§ **MATERIAL SHOWN**
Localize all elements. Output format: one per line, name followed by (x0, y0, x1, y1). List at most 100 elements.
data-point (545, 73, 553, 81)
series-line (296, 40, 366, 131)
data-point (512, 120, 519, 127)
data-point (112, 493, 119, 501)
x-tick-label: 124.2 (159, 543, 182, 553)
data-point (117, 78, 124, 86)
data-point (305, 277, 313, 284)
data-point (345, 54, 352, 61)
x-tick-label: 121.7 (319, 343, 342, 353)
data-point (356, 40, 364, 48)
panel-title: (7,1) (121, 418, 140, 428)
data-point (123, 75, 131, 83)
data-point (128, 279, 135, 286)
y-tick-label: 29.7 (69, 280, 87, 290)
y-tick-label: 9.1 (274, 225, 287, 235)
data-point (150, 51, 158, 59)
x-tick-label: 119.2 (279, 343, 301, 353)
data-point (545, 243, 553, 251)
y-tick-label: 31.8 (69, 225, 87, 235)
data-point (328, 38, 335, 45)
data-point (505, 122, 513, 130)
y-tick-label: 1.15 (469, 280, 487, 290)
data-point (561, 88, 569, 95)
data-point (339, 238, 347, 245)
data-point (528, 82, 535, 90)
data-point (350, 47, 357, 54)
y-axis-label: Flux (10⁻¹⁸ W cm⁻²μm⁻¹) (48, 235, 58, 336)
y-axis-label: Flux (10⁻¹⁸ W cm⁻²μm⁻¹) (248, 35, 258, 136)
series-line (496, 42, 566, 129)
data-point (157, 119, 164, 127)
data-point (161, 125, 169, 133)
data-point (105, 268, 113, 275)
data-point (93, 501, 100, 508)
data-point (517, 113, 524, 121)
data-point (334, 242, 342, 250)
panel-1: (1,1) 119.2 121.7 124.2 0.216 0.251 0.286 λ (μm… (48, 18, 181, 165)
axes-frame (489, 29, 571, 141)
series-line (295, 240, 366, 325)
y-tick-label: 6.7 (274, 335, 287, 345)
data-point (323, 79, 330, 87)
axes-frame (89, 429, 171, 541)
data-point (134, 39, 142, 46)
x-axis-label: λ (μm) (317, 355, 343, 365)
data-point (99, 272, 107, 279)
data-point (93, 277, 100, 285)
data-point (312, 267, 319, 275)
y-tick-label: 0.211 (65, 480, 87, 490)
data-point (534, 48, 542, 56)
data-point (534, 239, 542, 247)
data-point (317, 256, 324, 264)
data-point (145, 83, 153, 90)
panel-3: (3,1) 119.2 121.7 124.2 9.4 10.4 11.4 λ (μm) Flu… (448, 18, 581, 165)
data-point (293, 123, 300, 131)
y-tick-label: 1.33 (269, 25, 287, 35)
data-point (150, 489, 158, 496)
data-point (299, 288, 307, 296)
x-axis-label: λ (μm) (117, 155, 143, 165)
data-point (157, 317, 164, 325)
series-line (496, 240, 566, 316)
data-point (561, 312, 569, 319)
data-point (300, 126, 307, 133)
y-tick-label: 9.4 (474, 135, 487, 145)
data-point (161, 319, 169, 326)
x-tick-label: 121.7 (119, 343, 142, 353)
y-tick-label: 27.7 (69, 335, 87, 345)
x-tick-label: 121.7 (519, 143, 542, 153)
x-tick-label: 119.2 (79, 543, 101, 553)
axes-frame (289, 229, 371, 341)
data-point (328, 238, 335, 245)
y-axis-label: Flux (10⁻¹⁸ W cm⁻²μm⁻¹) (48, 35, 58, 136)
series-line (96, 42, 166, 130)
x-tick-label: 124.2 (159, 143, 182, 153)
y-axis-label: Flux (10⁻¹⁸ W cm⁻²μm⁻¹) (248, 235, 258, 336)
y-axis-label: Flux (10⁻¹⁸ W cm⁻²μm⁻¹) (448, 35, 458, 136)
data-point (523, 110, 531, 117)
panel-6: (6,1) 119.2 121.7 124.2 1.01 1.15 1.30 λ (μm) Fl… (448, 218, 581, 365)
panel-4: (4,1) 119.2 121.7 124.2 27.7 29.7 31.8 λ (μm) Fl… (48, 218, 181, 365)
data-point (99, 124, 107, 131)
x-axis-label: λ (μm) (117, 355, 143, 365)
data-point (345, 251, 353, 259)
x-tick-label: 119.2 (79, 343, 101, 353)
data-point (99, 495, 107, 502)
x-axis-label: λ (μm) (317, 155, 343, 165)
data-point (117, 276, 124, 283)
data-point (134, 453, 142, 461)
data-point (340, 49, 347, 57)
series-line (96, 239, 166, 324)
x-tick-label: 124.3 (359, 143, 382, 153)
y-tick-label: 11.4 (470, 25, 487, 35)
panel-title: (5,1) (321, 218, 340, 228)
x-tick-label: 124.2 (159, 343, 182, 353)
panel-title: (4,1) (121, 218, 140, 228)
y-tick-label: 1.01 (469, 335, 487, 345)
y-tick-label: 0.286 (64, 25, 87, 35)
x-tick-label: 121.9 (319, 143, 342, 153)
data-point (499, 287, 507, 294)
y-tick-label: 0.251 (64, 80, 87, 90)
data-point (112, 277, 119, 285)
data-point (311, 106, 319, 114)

§ **GOAL OF THE EXERCISE**
Copy every line of the item above, keeping each character unchanged.

§ **WRITTEN SOLUTION**
Localize all elements. Output format: one per line, name followed by (x0, y0, x1, y1). List at most 100 elements.
data-point (545, 73, 553, 81)
series-line (296, 40, 366, 131)
data-point (512, 120, 519, 127)
data-point (112, 493, 119, 501)
x-tick-label: 124.2 (159, 543, 182, 553)
data-point (117, 78, 124, 86)
data-point (305, 277, 313, 284)
data-point (345, 54, 352, 61)
x-tick-label: 121.7 (319, 343, 342, 353)
data-point (356, 40, 364, 48)
panel-title: (7,1) (121, 418, 140, 428)
data-point (123, 75, 131, 83)
data-point (128, 279, 135, 286)
y-tick-label: 29.7 (69, 280, 87, 290)
y-tick-label: 9.1 (274, 225, 287, 235)
data-point (150, 51, 158, 59)
x-tick-label: 119.2 (279, 343, 301, 353)
data-point (545, 243, 553, 251)
y-tick-label: 31.8 (69, 225, 87, 235)
data-point (328, 38, 335, 45)
data-point (505, 122, 513, 130)
y-tick-label: 1.15 (469, 280, 487, 290)
data-point (561, 88, 569, 95)
data-point (339, 238, 347, 245)
data-point (528, 82, 535, 90)
data-point (350, 47, 357, 54)
y-axis-label: Flux (10⁻¹⁸ W cm⁻²μm⁻¹) (48, 235, 58, 336)
y-axis-label: Flux (10⁻¹⁸ W cm⁻²μm⁻¹) (248, 35, 258, 136)
series-line (496, 42, 566, 129)
data-point (157, 119, 164, 127)
data-point (161, 125, 169, 133)
data-point (105, 268, 113, 275)
data-point (93, 501, 100, 508)
data-point (517, 113, 524, 121)
data-point (334, 242, 342, 250)
panel-1: (1,1) 119.2 121.7 124.2 0.216 0.251 0.286 λ (μm… (48, 18, 181, 165)
axes-frame (489, 29, 571, 141)
series-line (295, 240, 366, 325)
y-tick-label: 6.7 (274, 335, 287, 345)
data-point (323, 79, 330, 87)
axes-frame (89, 429, 171, 541)
data-point (134, 39, 142, 46)
x-axis-label: λ (μm) (317, 355, 343, 365)
data-point (99, 272, 107, 279)
data-point (93, 277, 100, 285)
data-point (312, 267, 319, 275)
y-tick-label: 0.211 (65, 480, 87, 490)
data-point (534, 48, 542, 56)
data-point (534, 239, 542, 247)
data-point (317, 256, 324, 264)
data-point (145, 83, 153, 90)
panel-3: (3,1) 119.2 121.7 124.2 9.4 10.4 11.4 λ (μm) Flu… (448, 18, 581, 165)
data-point (293, 123, 300, 131)
y-tick-label: 1.33 (269, 25, 287, 35)
data-point (150, 489, 158, 496)
data-point (299, 288, 307, 296)
x-axis-label: λ (μm) (117, 155, 143, 165)
data-point (157, 317, 164, 325)
series-line (496, 240, 566, 316)
data-point (561, 312, 569, 319)
data-point (300, 126, 307, 133)
y-tick-label: 9.4 (474, 135, 487, 145)
data-point (161, 319, 169, 326)
x-tick-label: 121.7 (119, 343, 142, 353)
y-tick-label: 27.7 (69, 335, 87, 345)
x-tick-label: 121.7 (519, 143, 542, 153)
x-tick-label: 119.2 (79, 543, 101, 553)
axes-frame (289, 229, 371, 341)
data-point (328, 238, 335, 245)
y-axis-label: Flux (10⁻¹⁸ W cm⁻²μm⁻¹) (48, 35, 58, 136)
series-line (96, 42, 166, 130)
x-tick-label: 124.2 (159, 143, 182, 153)
y-axis-label: Flux (10⁻¹⁸ W cm⁻²μm⁻¹) (248, 235, 258, 336)
y-axis-label: Flux (10⁻¹⁸ W cm⁻²μm⁻¹) (448, 35, 458, 136)
data-point (523, 110, 531, 117)
panel-6: (6,1) 119.2 121.7 124.2 1.01 1.15 1.30 λ (μm) Fl… (448, 218, 581, 365)
panel-4: (4,1) 119.2 121.7 124.2 27.7 29.7 31.8 λ (μm) Fl… (48, 218, 181, 365)
data-point (99, 124, 107, 131)
x-axis-label: λ (μm) (117, 355, 143, 365)
data-point (345, 251, 353, 259)
x-tick-label: 119.2 (79, 343, 101, 353)
data-point (99, 495, 107, 502)
x-axis-label: λ (μm) (317, 155, 343, 165)
data-point (117, 276, 124, 283)
data-point (134, 453, 142, 461)
data-point (340, 49, 347, 57)
series-line (96, 239, 166, 324)
x-tick-label: 124.3 (359, 143, 382, 153)
y-tick-label: 11.4 (470, 25, 487, 35)
panel-title: (5,1) (321, 218, 340, 228)
x-tick-label: 124.2 (159, 343, 182, 353)
panel-title: (4,1) (121, 218, 140, 228)
y-tick-label: 1.01 (469, 335, 487, 345)
y-tick-label: 0.286 (64, 25, 87, 35)
x-tick-label: 121.9 (319, 143, 342, 153)
data-point (499, 287, 507, 294)
y-tick-label: 0.251 (64, 80, 87, 90)
data-point (112, 277, 119, 285)
data-point (311, 106, 319, 114)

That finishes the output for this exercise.